** Stated goal **
Leaving out the pictures, transcribe all of the records faithfully.
##### Listed records
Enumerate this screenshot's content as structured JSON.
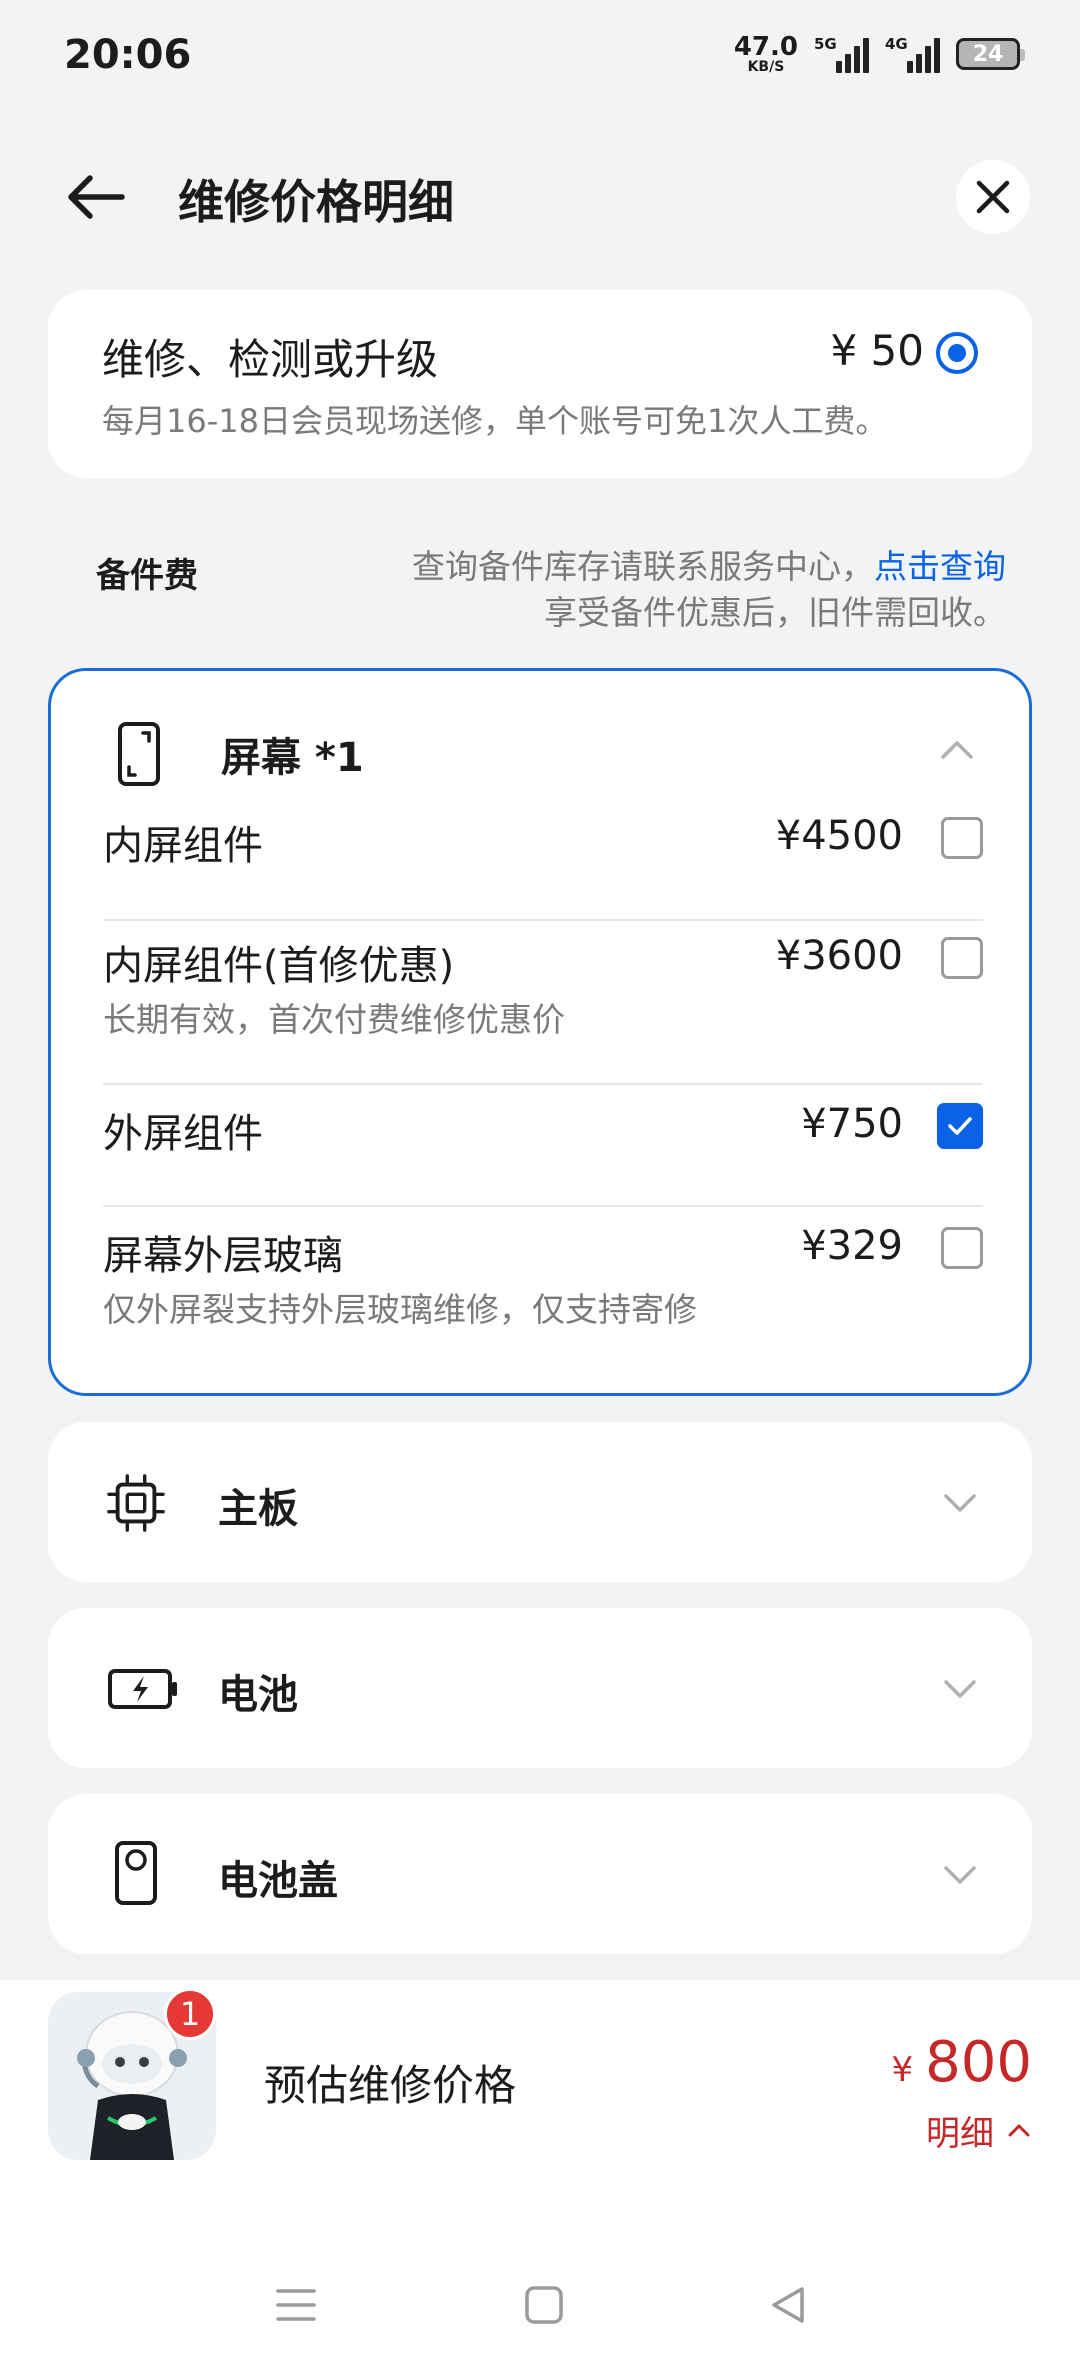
{
  "status": {
    "time": "20:06",
    "net_speed_value": "47.0",
    "net_speed_unit": "KB/S",
    "sim1_label": "5G",
    "sim2_label": "4G",
    "battery": "24"
  },
  "header": {
    "title": "维修价格明细",
    "back_icon": "arrow-left-icon",
    "close_icon": "close-icon"
  },
  "service": {
    "name": "维修、检测或升级",
    "price": "¥ 50",
    "desc": "每月16-18日会员现场送修，单个账号可免1次人工费。",
    "selected": true
  },
  "parts": {
    "label": "备件费",
    "note_line1": "查询备件库存请联系服务中心，",
    "note_link": "点击查询",
    "note_line2": "享受备件优惠后，旧件需回收。"
  },
  "categories": [
    {
      "name": "屏幕 *1",
      "icon": "phone-screen-icon",
      "expanded": true,
      "items": [
        {
          "name": "内屏组件",
          "price": "¥4500",
          "desc": "",
          "checked": false
        },
        {
          "name": "内屏组件(首修优惠)",
          "price": "¥3600",
          "desc": "长期有效，首次付费维修优惠价",
          "checked": false
        },
        {
          "name": "外屏组件",
          "price": "¥750",
          "desc": "",
          "checked": true
        },
        {
          "name": "屏幕外层玻璃",
          "price": "¥329",
          "desc": "仅外屏裂支持外层玻璃维修，仅支持寄修",
          "checked": false
        }
      ]
    },
    {
      "name": "主板",
      "icon": "chip-icon",
      "expanded": false
    },
    {
      "name": "电池",
      "icon": "battery-charging-icon",
      "expanded": false
    },
    {
      "name": "电池盖",
      "icon": "phone-back-camera-icon",
      "expanded": false
    }
  ],
  "summary": {
    "badge": "1",
    "label": "预估维修价格",
    "currency": "¥",
    "amount": "800",
    "detail": "明细"
  },
  "colors": {
    "accent": "#0a62e6",
    "price_red": "#c62828",
    "background": "#f2f3f5"
  }
}
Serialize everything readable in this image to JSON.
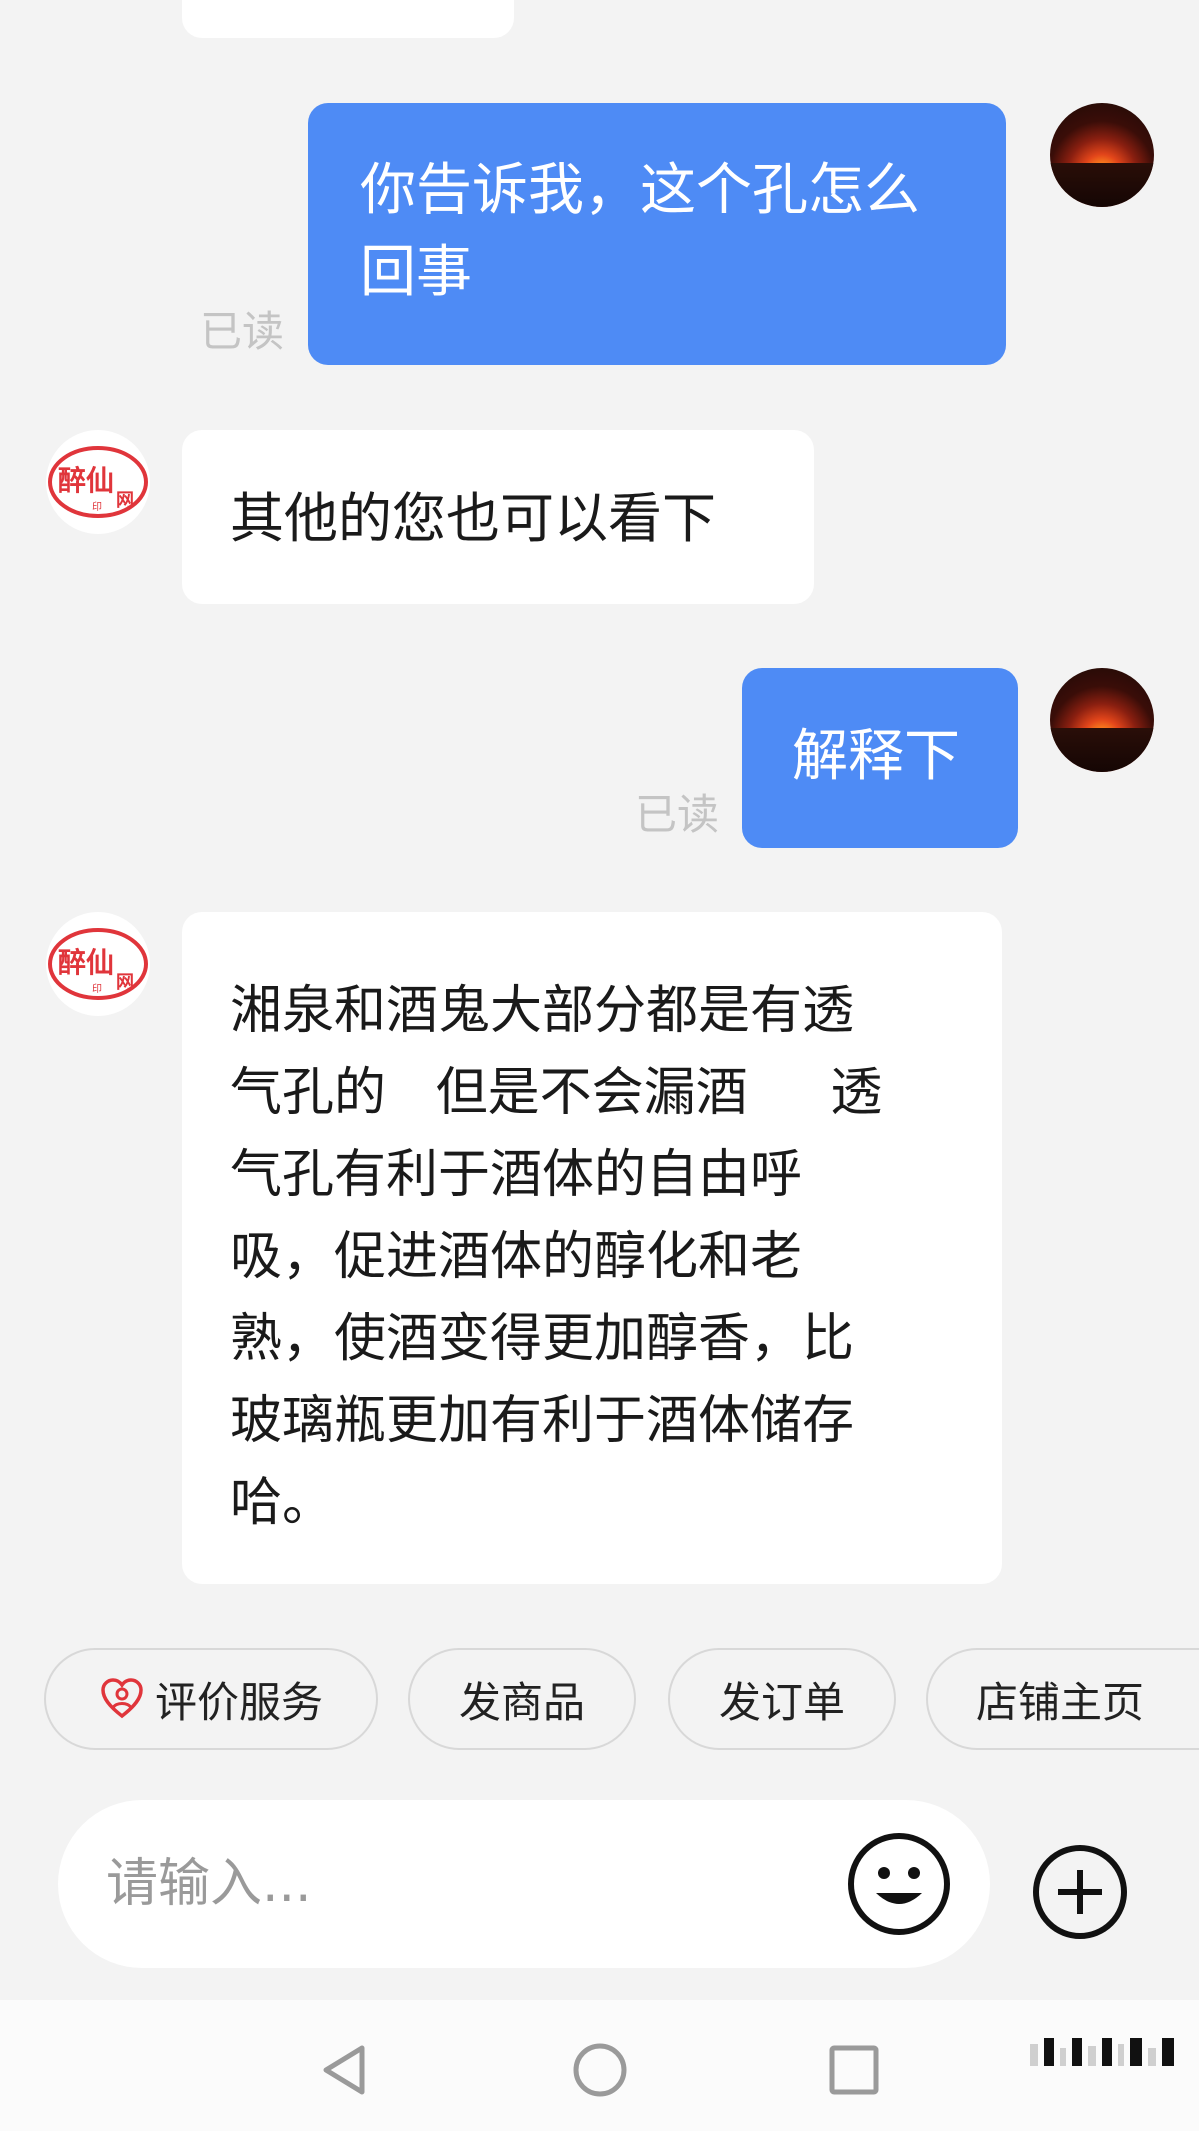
{
  "messages": [
    {
      "side": "out",
      "text": "你告诉我，这个孔怎么\n回事",
      "read_label": "已读"
    },
    {
      "side": "in",
      "text": "其他的您也可以看下"
    },
    {
      "side": "out",
      "text": "解释下",
      "read_label": "已读"
    },
    {
      "side": "in",
      "text": "湘泉和酒鬼大部分都是有透\n气孔的   但是不会漏酒     透\n气孔有利于酒体的自由呼\n吸，促进酒体的醇化和老\n熟，使酒变得更加醇香，比\n玻璃瓶更加有利于酒体储存\n哈。"
    }
  ],
  "shop_avatar": {
    "line1": "醉仙",
    "line2": "网",
    "seal": "印"
  },
  "quick_actions": [
    {
      "label": "评价服务",
      "icon": "heart-person-icon"
    },
    {
      "label": "发商品"
    },
    {
      "label": "发订单"
    },
    {
      "label": "店铺主页"
    }
  ],
  "composer": {
    "placeholder": "请输入...",
    "emoji_icon": "smiley-icon",
    "add_icon": "plus-circle-icon"
  },
  "navbar": {
    "icons": [
      "back-triangle-icon",
      "home-circle-icon",
      "recents-square-icon"
    ]
  },
  "colors": {
    "outgoing": "#4e8bf5",
    "incoming": "#ffffff",
    "background": "#f3f3f3",
    "read": "#c4c4c4",
    "accent_red": "#e0353b"
  }
}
##########
** The answer **
Enumerate this screenshot's content as structured JSON.
{
  "status": {
    "time": "20:06",
    "net_speed_value": "47.0",
    "net_speed_unit": "KB/S",
    "sim1_label": "5G",
    "sim2_label": "4G",
    "battery": "24"
  },
  "header": {
    "title": "维修价格明细",
    "back_icon": "arrow-left-icon",
    "close_icon": "close-icon"
  },
  "service": {
    "name": "维修、检测或升级",
    "price": "¥ 50",
    "desc": "每月16-18日会员现场送修，单个账号可免1次人工费。",
    "selected": true
  },
  "parts": {
    "label": "备件费",
    "note_line1": "查询备件库存请联系服务中心，",
    "note_link": "点击查询",
    "note_line2": "享受备件优惠后，旧件需回收。"
  },
  "categories": [
    {
      "name": "屏幕 *1",
      "icon": "phone-screen-icon",
      "expanded": true,
      "items": [
        {
          "name": "内屏组件",
          "price": "¥4500",
          "desc": "",
          "checked": false
        },
        {
          "name": "内屏组件(首修优惠)",
          "price": "¥3600",
          "desc": "长期有效，首次付费维修优惠价",
          "checked": false
        },
        {
          "name": "外屏组件",
          "price": "¥750",
          "desc": "",
          "checked": true
        },
        {
          "name": "屏幕外层玻璃",
          "price": "¥329",
          "desc": "仅外屏裂支持外层玻璃维修，仅支持寄修",
          "checked": false
        }
      ]
    },
    {
      "name": "主板",
      "icon": "chip-icon",
      "expanded": false
    },
    {
      "name": "电池",
      "icon": "battery-charging-icon",
      "expanded": false
    },
    {
      "name": "电池盖",
      "icon": "phone-back-camera-icon",
      "expanded": false
    }
  ],
  "summary": {
    "badge": "1",
    "label": "预估维修价格",
    "currency": "¥",
    "amount": "800",
    "detail": "明细"
  },
  "colors": {
    "accent": "#0a62e6",
    "price_red": "#c62828",
    "background": "#f2f3f5"
  }
}
Serialize everything readable in this image to JSON.
{
  "messages": [
    {
      "side": "out",
      "text": "你告诉我，这个孔怎么\n回事",
      "read_label": "已读"
    },
    {
      "side": "in",
      "text": "其他的您也可以看下"
    },
    {
      "side": "out",
      "text": "解释下",
      "read_label": "已读"
    },
    {
      "side": "in",
      "text": "湘泉和酒鬼大部分都是有透\n气孔的   但是不会漏酒     透\n气孔有利于酒体的自由呼\n吸，促进酒体的醇化和老\n熟，使酒变得更加醇香，比\n玻璃瓶更加有利于酒体储存\n哈。"
    }
  ],
  "shop_avatar": {
    "line1": "醉仙",
    "line2": "网",
    "seal": "印"
  },
  "quick_actions": [
    {
      "label": "评价服务",
      "icon": "heart-person-icon"
    },
    {
      "label": "发商品"
    },
    {
      "label": "发订单"
    },
    {
      "label": "店铺主页"
    }
  ],
  "composer": {
    "placeholder": "请输入...",
    "emoji_icon": "smiley-icon",
    "add_icon": "plus-circle-icon"
  },
  "navbar": {
    "icons": [
      "back-triangle-icon",
      "home-circle-icon",
      "recents-square-icon"
    ]
  },
  "colors": {
    "outgoing": "#4e8bf5",
    "incoming": "#ffffff",
    "background": "#f3f3f3",
    "read": "#c4c4c4",
    "accent_red": "#e0353b"
  }
}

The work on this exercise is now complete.